MATERIALS PROVIDED
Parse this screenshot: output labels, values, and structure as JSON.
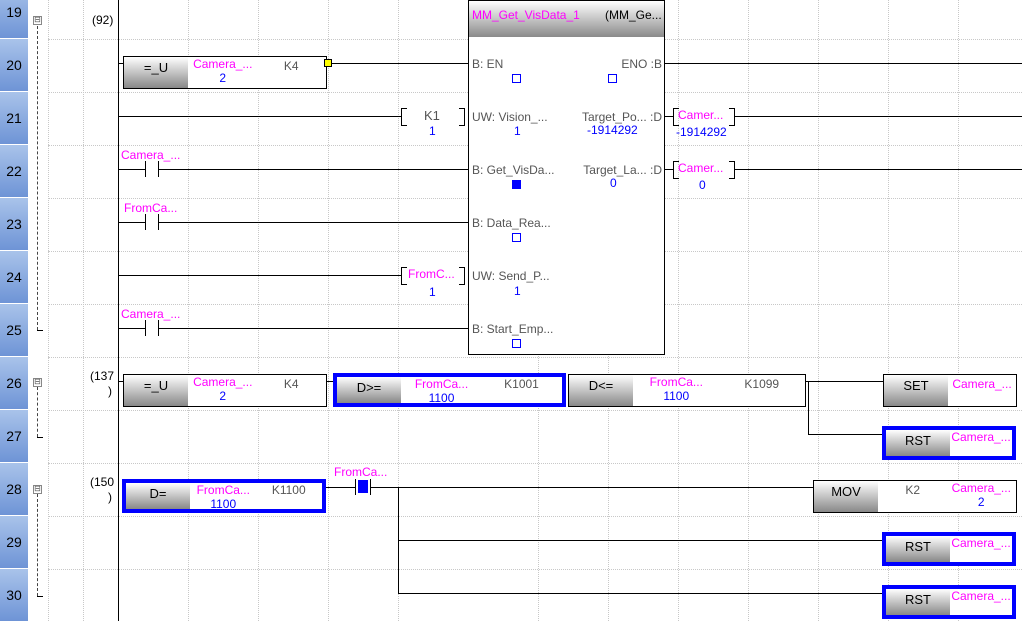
{
  "row_numbers": [
    "19",
    "20",
    "21",
    "22",
    "23",
    "24",
    "25",
    "26",
    "27",
    "28",
    "29",
    "30"
  ],
  "step_labels": {
    "s92": "(92)",
    "s137": "(137",
    "s150": "(150",
    "paren": ")"
  },
  "fold_symbol": "⊟",
  "rung20": {
    "op": "=_U",
    "dev": "Camera_...",
    "dev_val": "2",
    "const": "K4"
  },
  "fb": {
    "instance": "MM_Get_VisData_1",
    "type": "(MM_Ge...",
    "in": [
      {
        "label": "B: EN"
      },
      {
        "label": "UW: Vision_...",
        "value": "1"
      },
      {
        "label": "B: Get_VisDa..."
      },
      {
        "label": "B: Data_Rea..."
      },
      {
        "label": "UW: Send_P...",
        "value": "1"
      },
      {
        "label": "B: Start_Emp..."
      }
    ],
    "out": [
      {
        "label": "ENO :B"
      },
      {
        "label": "Target_Po... :D",
        "value": "-1914292"
      },
      {
        "label": "Target_La... :D",
        "value": "0"
      }
    ]
  },
  "fb_inputs": {
    "k1": "K1",
    "k1_val": "1",
    "fromc": "FromC...",
    "fromc_val": "1"
  },
  "fb_outputs": [
    {
      "dev": "Camer...",
      "value": "-1914292"
    },
    {
      "dev": "Camer...",
      "value": "0"
    }
  ],
  "contacts": {
    "r22": "Camera_...",
    "r23": "FromCa...",
    "r25": "Camera_...",
    "r28": "FromCa..."
  },
  "rung26": {
    "cmp1": {
      "op": "=_U",
      "dev": "Camera_...",
      "val": "2",
      "const": "K4"
    },
    "cmp2": {
      "op": "D>=",
      "dev": "FromCa...",
      "val": "1100",
      "const": "K1001"
    },
    "cmp3": {
      "op": "D<=",
      "dev": "FromCa...",
      "val": "1100",
      "const": "K1099"
    },
    "set": {
      "op": "SET",
      "dev": "Camera_..."
    },
    "rst": {
      "op": "RST",
      "dev": "Camera_..."
    }
  },
  "rung28": {
    "cmp": {
      "op": "D=",
      "dev": "FromCa...",
      "val": "1100",
      "const": "K1100"
    },
    "mov": {
      "op": "MOV",
      "src": "K2",
      "dev": "Camera_...",
      "val": "2"
    },
    "rst1": {
      "op": "RST",
      "dev": "Camera_..."
    },
    "rst2": {
      "op": "RST",
      "dev": "Camera_..."
    }
  },
  "colors": {
    "active": "#0000ff",
    "device": "#ff00ff",
    "row_header": "#6e94d6"
  }
}
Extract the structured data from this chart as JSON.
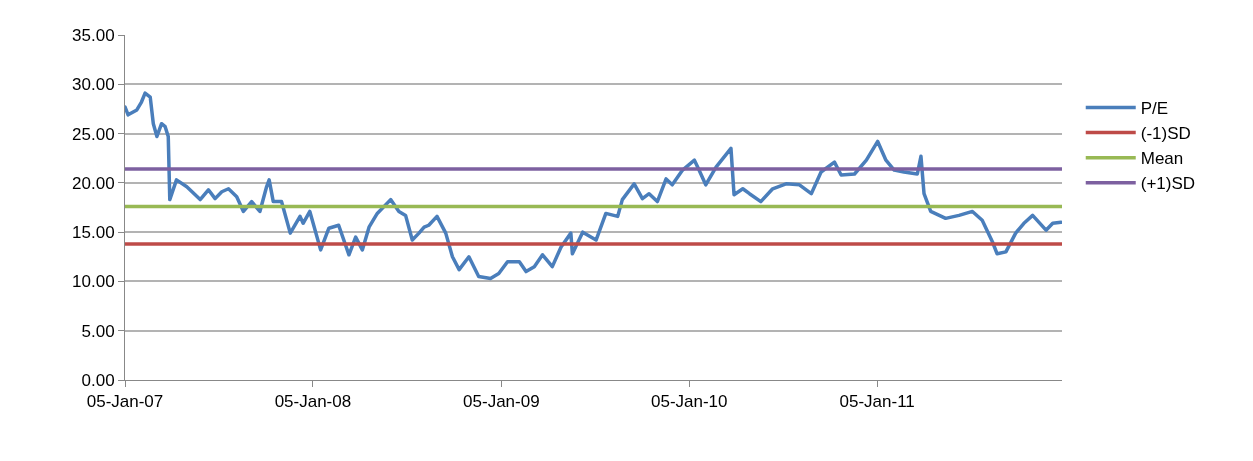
{
  "chart_data": {
    "type": "line",
    "xlim": [
      "2007-01-05",
      "2011-12-30"
    ],
    "xticks": [
      {
        "value": "2007-01-05",
        "label": "05-Jan-07"
      },
      {
        "value": "2008-01-05",
        "label": "05-Jan-08"
      },
      {
        "value": "2009-01-05",
        "label": "05-Jan-09"
      },
      {
        "value": "2010-01-05",
        "label": "05-Jan-10"
      },
      {
        "value": "2011-01-05",
        "label": "05-Jan-11"
      }
    ],
    "ylim": [
      0,
      35
    ],
    "yticks": [
      {
        "value": 0,
        "label": "0.00"
      },
      {
        "value": 5,
        "label": "5.00"
      },
      {
        "value": 10,
        "label": "10.00"
      },
      {
        "value": 15,
        "label": "15.00"
      },
      {
        "value": 20,
        "label": "20.00"
      },
      {
        "value": 25,
        "label": "25.00"
      },
      {
        "value": 30,
        "label": "30.00"
      },
      {
        "value": 35,
        "label": "35.00"
      }
    ],
    "grid": "y",
    "legend": "right",
    "marker": "none",
    "line_style": "solid",
    "series": [
      {
        "name": "P/E",
        "color": "#4a7ebb",
        "x": [
          "2007-01-05",
          "2007-01-11",
          "2007-01-28",
          "2007-02-06",
          "2007-02-13",
          "2007-02-23",
          "2007-03-01",
          "2007-03-08",
          "2007-03-17",
          "2007-03-24",
          "2007-03-30",
          "2007-04-02",
          "2007-04-15",
          "2007-05-05",
          "2007-05-31",
          "2007-06-16",
          "2007-06-29",
          "2007-07-12",
          "2007-07-25",
          "2007-08-10",
          "2007-08-23",
          "2007-09-08",
          "2007-09-24",
          "2007-10-07",
          "2007-10-12",
          "2007-10-20",
          "2007-11-05",
          "2007-11-22",
          "2007-12-11",
          "2007-12-17",
          "2007-12-30",
          "2008-01-20",
          "2008-02-05",
          "2008-02-24",
          "2008-03-15",
          "2008-03-28",
          "2008-04-10",
          "2008-04-23",
          "2008-05-09",
          "2008-06-04",
          "2008-06-20",
          "2008-07-03",
          "2008-07-16",
          "2008-07-29",
          "2008-08-08",
          "2008-08-17",
          "2008-09-02",
          "2008-09-19",
          "2008-10-02",
          "2008-10-15",
          "2008-11-03",
          "2008-11-22",
          "2008-12-15",
          "2008-12-31",
          "2009-01-17",
          "2009-02-09",
          "2009-02-22",
          "2009-03-10",
          "2009-03-26",
          "2009-04-14",
          "2009-05-01",
          "2009-05-20",
          "2009-05-23",
          "2009-06-12",
          "2009-07-08",
          "2009-07-27",
          "2009-08-19",
          "2009-08-28",
          "2009-09-20",
          "2009-10-06",
          "2009-10-19",
          "2009-11-04",
          "2009-11-21",
          "2009-12-03",
          "2009-12-23",
          "2010-01-15",
          "2010-01-24",
          "2010-02-06",
          "2010-02-26",
          "2010-03-27",
          "2010-04-02",
          "2010-04-19",
          "2010-05-02",
          "2010-05-24",
          "2010-06-16",
          "2010-07-12",
          "2010-08-07",
          "2010-08-30",
          "2010-09-18",
          "2010-10-14",
          "2010-10-27",
          "2010-11-22",
          "2010-12-15",
          "2011-01-06",
          "2011-01-22",
          "2011-02-07",
          "2011-02-26",
          "2011-03-24",
          "2011-03-31",
          "2011-04-06",
          "2011-04-19",
          "2011-05-18",
          "2011-06-13",
          "2011-07-09",
          "2011-07-28",
          "2011-08-17",
          "2011-08-26",
          "2011-09-12",
          "2011-10-01",
          "2011-10-17",
          "2011-11-03",
          "2011-11-29",
          "2011-12-12",
          "2011-12-28"
        ],
        "values": [
          27.7,
          26.9,
          27.4,
          28.2,
          29.1,
          28.7,
          26.0,
          24.7,
          26.0,
          25.7,
          24.7,
          18.3,
          20.3,
          19.6,
          18.3,
          19.3,
          18.4,
          19.1,
          19.4,
          18.6,
          17.1,
          18.1,
          17.1,
          19.6,
          20.3,
          18.1,
          18.1,
          14.9,
          16.6,
          15.9,
          17.1,
          13.2,
          15.4,
          15.7,
          12.7,
          14.5,
          13.2,
          15.5,
          16.9,
          18.3,
          17.1,
          16.7,
          14.2,
          14.9,
          15.5,
          15.7,
          16.6,
          14.9,
          12.5,
          11.2,
          12.5,
          10.5,
          10.3,
          10.8,
          12.0,
          12.0,
          11.0,
          11.5,
          12.7,
          11.5,
          13.5,
          14.9,
          12.8,
          15.0,
          14.2,
          16.9,
          16.6,
          18.3,
          19.9,
          18.4,
          18.9,
          18.1,
          20.4,
          19.8,
          21.3,
          22.3,
          21.3,
          19.8,
          21.6,
          23.5,
          18.8,
          19.4,
          18.9,
          18.1,
          19.4,
          19.9,
          19.8,
          18.9,
          21.1,
          22.1,
          20.8,
          20.9,
          22.3,
          24.2,
          22.3,
          21.3,
          21.1,
          20.9,
          22.7,
          18.9,
          17.1,
          16.4,
          16.7,
          17.1,
          16.2,
          14.0,
          12.8,
          13.0,
          14.9,
          15.9,
          16.7,
          15.2,
          15.9,
          16.0
        ]
      },
      {
        "name": "(-1)SD",
        "color": "#be4b48",
        "x": [
          "2007-01-05",
          "2011-12-30"
        ],
        "values": [
          13.8,
          13.8
        ]
      },
      {
        "name": "Mean",
        "color": "#98b954",
        "x": [
          "2007-01-05",
          "2011-12-30"
        ],
        "values": [
          17.6,
          17.6
        ]
      },
      {
        "name": "(+1)SD",
        "color": "#7d60a0",
        "x": [
          "2007-01-05",
          "2011-12-30"
        ],
        "values": [
          21.4,
          21.4
        ]
      }
    ]
  }
}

PROBLEM
Determine how many lines in the records contain "this", and reply with the number only.

REPLY TO THE EXERCISE
2